* _Stated exercise_
In the listing below, locate the lines that hold "INCIDENCE" and copy them.

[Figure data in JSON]
__________________________________________________

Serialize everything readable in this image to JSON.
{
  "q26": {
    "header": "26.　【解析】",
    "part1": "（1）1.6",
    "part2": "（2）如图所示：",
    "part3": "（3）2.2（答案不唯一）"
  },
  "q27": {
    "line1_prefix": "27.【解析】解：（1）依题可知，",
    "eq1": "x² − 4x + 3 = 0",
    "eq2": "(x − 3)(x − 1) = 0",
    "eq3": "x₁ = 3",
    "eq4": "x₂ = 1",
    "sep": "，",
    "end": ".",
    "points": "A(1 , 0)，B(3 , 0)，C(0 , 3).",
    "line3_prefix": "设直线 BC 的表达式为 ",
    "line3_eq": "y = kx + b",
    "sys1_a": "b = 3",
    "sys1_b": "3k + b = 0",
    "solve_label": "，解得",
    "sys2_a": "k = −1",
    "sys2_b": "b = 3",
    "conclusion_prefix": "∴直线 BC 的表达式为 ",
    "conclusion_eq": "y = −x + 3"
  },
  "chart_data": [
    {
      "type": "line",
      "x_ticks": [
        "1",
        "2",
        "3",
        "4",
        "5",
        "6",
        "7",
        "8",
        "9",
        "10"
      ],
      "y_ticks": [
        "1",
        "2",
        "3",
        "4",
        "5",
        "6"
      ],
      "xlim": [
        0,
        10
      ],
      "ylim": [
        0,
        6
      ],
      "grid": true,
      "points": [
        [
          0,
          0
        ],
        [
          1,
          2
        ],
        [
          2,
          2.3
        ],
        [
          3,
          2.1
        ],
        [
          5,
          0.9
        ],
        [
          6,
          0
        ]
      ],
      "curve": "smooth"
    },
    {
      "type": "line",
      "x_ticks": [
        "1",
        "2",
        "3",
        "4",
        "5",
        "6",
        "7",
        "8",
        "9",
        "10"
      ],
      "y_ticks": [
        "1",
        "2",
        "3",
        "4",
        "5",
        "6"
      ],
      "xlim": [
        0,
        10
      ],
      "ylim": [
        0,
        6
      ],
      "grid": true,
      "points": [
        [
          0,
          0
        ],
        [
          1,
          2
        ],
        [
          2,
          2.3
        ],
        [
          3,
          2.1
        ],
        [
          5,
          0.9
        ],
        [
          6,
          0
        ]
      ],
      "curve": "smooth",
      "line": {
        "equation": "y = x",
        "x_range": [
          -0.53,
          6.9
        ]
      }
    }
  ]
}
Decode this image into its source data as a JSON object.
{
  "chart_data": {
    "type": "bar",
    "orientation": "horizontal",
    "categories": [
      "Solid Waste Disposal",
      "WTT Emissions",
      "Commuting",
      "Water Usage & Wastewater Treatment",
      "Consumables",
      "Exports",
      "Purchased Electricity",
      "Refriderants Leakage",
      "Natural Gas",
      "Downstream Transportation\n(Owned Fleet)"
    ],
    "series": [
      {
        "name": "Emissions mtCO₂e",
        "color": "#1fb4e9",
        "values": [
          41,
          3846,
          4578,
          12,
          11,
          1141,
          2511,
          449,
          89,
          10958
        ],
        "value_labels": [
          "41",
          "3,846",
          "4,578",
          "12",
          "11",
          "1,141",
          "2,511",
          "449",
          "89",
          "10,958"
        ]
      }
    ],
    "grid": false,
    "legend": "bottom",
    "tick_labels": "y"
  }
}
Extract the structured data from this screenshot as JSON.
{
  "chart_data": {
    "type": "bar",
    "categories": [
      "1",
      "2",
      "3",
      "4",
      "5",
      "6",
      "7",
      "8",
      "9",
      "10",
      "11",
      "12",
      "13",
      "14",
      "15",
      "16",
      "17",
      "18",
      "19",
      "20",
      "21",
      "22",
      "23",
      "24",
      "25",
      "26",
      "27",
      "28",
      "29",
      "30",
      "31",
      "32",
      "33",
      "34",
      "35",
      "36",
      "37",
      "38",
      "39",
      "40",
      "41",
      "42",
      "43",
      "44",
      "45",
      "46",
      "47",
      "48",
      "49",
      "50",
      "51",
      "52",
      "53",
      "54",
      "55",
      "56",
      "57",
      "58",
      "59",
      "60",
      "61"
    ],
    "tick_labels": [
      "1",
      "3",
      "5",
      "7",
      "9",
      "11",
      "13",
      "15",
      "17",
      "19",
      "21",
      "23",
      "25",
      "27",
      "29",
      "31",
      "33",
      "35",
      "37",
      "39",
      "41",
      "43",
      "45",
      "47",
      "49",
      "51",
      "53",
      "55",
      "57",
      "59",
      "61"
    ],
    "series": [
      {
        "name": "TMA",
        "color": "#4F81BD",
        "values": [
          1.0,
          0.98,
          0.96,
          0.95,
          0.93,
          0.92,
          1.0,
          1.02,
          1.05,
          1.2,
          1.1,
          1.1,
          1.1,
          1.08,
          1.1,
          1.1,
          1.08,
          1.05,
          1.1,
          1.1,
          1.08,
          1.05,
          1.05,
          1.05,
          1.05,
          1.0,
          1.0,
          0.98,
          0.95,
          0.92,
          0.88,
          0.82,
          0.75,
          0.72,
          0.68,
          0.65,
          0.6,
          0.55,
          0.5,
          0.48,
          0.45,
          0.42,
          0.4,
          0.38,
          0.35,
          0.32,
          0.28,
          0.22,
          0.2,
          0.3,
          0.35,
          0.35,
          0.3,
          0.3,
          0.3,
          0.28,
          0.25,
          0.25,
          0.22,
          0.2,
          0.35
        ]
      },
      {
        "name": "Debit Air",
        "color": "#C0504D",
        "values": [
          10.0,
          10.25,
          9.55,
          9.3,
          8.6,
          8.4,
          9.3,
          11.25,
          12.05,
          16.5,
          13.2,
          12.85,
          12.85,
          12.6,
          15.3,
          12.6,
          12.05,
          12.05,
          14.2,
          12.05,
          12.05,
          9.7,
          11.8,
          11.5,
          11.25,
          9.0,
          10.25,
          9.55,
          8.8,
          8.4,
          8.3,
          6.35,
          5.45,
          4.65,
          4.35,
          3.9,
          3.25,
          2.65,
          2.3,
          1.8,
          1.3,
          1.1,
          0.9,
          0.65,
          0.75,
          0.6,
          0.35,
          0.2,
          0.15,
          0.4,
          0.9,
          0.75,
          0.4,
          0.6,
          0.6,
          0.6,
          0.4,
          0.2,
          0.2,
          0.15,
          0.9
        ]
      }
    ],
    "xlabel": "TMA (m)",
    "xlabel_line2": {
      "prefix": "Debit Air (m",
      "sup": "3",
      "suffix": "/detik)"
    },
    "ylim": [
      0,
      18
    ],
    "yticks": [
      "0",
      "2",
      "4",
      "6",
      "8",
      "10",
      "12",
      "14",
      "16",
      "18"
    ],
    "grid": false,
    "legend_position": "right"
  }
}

__________________________________________________

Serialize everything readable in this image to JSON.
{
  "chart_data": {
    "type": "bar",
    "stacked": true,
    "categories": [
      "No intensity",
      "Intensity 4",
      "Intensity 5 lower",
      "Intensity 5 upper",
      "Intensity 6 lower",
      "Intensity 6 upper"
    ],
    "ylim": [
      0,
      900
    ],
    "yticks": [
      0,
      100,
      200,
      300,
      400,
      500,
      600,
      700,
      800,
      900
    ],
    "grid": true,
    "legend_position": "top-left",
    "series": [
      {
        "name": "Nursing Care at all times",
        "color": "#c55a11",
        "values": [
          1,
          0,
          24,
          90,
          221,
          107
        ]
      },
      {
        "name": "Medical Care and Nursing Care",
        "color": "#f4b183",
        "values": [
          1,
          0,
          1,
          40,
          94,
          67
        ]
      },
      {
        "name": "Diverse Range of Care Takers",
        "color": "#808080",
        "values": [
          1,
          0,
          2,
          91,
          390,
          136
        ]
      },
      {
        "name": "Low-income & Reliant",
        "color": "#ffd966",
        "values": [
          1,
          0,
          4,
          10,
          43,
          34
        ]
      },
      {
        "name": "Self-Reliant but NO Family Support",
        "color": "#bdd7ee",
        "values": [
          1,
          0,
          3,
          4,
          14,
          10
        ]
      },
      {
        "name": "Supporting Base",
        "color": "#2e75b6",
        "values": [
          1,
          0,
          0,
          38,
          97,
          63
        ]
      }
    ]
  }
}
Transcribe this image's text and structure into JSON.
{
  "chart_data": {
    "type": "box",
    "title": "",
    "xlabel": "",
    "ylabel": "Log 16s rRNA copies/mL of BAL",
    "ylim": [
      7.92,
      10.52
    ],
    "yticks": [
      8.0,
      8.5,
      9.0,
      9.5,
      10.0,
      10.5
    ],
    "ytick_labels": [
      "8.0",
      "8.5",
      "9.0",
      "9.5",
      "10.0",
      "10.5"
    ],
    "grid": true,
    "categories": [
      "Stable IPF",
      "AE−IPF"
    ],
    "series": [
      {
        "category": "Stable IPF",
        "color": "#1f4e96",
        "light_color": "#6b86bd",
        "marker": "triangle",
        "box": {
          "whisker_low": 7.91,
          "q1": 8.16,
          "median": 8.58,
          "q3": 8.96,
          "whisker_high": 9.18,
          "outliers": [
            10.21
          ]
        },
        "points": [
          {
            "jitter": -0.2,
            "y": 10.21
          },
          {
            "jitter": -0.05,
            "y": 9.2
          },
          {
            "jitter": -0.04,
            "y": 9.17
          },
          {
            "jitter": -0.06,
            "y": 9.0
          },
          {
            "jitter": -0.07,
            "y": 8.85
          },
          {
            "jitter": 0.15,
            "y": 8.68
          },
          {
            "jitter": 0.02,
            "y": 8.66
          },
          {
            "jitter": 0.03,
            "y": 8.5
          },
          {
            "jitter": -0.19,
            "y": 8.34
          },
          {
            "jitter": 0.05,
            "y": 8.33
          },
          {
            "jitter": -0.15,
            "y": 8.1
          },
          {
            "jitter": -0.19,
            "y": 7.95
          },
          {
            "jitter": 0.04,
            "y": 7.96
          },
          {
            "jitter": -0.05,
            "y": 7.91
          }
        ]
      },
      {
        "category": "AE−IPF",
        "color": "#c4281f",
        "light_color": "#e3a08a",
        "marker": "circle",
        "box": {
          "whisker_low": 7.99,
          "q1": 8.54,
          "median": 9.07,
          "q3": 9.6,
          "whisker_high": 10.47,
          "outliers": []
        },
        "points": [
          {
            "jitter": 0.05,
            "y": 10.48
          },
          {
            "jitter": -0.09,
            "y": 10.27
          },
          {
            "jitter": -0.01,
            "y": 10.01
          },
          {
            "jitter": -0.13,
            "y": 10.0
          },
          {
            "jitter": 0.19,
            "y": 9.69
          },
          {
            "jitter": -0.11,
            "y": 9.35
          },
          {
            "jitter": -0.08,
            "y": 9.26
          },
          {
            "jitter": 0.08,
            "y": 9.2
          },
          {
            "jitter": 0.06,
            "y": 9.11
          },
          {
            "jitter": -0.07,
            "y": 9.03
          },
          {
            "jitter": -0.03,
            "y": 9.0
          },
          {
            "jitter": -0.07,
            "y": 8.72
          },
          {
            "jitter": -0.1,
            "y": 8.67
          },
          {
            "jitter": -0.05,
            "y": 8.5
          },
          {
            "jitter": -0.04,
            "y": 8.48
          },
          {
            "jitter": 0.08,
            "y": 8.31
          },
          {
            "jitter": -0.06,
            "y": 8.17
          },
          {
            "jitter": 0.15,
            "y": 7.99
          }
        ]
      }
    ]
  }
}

__________________________________________________

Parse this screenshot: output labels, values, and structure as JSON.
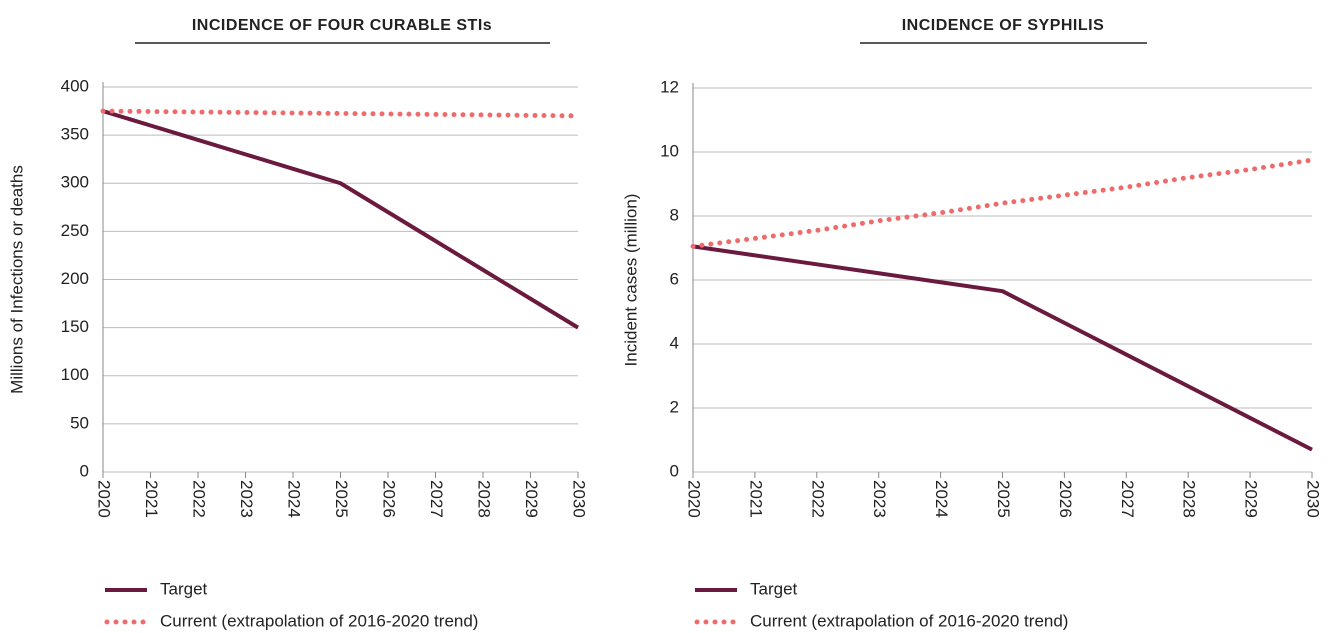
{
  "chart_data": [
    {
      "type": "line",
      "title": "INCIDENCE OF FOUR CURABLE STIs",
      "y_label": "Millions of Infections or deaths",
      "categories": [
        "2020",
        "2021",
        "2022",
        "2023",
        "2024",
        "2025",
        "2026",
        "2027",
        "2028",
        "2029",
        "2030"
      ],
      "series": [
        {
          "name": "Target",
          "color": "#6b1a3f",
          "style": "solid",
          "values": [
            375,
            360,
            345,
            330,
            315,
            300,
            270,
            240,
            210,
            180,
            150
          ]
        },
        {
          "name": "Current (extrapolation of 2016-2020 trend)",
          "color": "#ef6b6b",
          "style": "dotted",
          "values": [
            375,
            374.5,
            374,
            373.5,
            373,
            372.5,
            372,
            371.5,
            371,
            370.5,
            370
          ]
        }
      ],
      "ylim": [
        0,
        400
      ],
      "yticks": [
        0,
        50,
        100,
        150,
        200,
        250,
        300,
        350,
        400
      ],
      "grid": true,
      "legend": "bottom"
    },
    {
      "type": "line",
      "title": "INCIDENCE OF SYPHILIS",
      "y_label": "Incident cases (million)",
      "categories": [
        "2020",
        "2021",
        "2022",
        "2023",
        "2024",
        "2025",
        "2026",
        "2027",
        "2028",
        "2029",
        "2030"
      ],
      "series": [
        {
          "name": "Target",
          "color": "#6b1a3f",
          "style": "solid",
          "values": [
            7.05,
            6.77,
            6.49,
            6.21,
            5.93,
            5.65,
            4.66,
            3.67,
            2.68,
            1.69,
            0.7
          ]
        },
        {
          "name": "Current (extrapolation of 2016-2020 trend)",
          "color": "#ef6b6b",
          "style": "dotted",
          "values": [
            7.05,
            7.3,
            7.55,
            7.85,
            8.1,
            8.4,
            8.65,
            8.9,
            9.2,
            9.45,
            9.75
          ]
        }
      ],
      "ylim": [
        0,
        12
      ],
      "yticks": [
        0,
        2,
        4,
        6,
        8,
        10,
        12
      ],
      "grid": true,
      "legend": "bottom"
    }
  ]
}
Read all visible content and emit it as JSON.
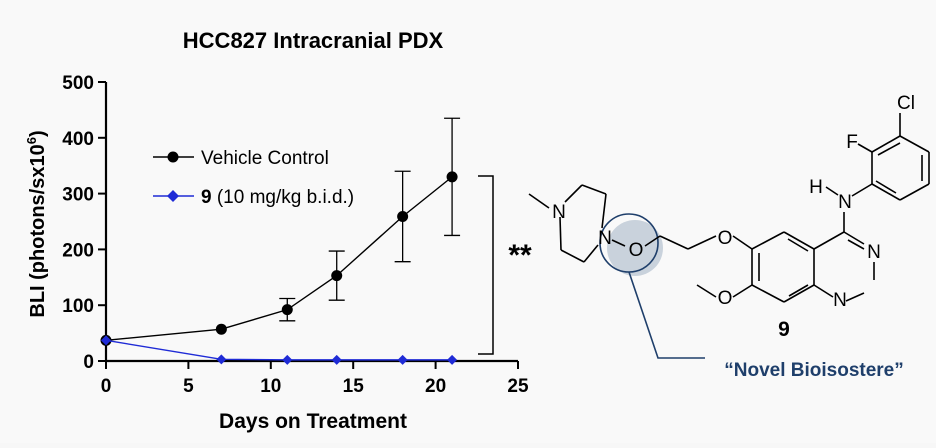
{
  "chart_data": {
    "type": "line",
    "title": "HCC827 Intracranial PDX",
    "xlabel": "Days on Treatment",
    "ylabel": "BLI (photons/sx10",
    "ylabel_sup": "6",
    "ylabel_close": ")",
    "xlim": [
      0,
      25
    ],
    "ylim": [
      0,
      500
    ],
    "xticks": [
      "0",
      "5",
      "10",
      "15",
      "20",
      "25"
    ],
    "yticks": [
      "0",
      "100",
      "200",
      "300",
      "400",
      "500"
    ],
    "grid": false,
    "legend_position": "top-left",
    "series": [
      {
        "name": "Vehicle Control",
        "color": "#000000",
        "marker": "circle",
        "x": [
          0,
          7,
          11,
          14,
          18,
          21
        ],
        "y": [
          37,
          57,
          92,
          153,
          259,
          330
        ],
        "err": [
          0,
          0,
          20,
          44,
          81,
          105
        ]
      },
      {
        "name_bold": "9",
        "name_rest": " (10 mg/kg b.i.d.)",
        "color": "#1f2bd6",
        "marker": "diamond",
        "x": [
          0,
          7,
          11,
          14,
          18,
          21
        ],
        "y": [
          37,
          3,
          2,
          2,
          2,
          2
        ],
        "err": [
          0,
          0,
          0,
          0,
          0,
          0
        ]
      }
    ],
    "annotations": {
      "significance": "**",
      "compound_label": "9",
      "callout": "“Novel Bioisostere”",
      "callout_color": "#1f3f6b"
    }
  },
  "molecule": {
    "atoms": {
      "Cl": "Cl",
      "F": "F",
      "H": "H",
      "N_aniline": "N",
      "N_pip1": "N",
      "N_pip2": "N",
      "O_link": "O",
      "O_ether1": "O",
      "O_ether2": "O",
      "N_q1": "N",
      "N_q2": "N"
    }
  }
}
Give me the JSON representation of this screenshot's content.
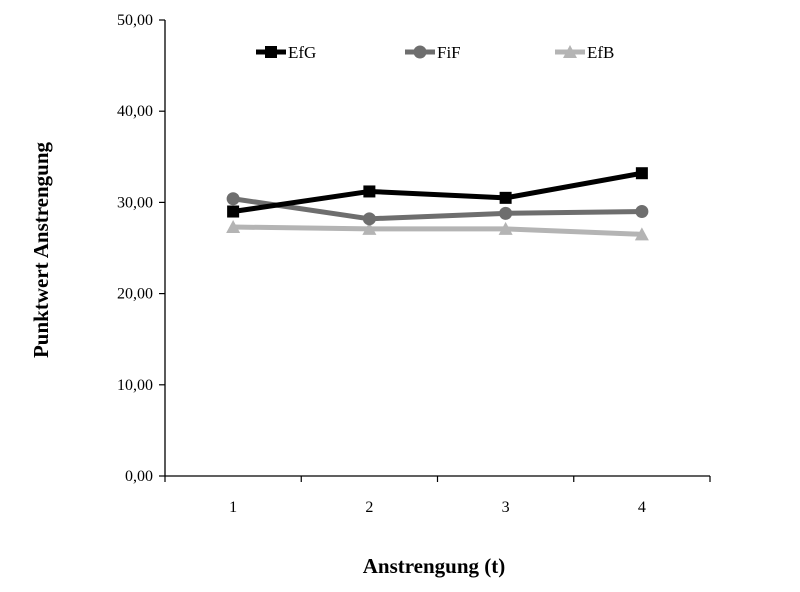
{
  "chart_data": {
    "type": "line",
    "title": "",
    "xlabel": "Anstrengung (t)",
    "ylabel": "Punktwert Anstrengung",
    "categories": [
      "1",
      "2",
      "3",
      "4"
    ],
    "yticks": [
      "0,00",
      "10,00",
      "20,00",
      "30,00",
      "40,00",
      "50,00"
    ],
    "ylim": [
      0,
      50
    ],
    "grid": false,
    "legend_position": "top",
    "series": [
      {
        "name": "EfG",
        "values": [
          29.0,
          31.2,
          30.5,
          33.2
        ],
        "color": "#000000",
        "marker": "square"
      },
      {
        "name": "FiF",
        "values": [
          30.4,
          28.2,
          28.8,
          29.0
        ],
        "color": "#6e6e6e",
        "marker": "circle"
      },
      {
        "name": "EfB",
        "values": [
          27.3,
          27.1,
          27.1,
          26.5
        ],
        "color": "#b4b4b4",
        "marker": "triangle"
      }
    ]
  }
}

__________________________________________________

* _Expected answer_
      "title": "INCIDENCE OF FOUR CURABLE STIs",
      "title": "INCIDENCE OF SYPHILIS",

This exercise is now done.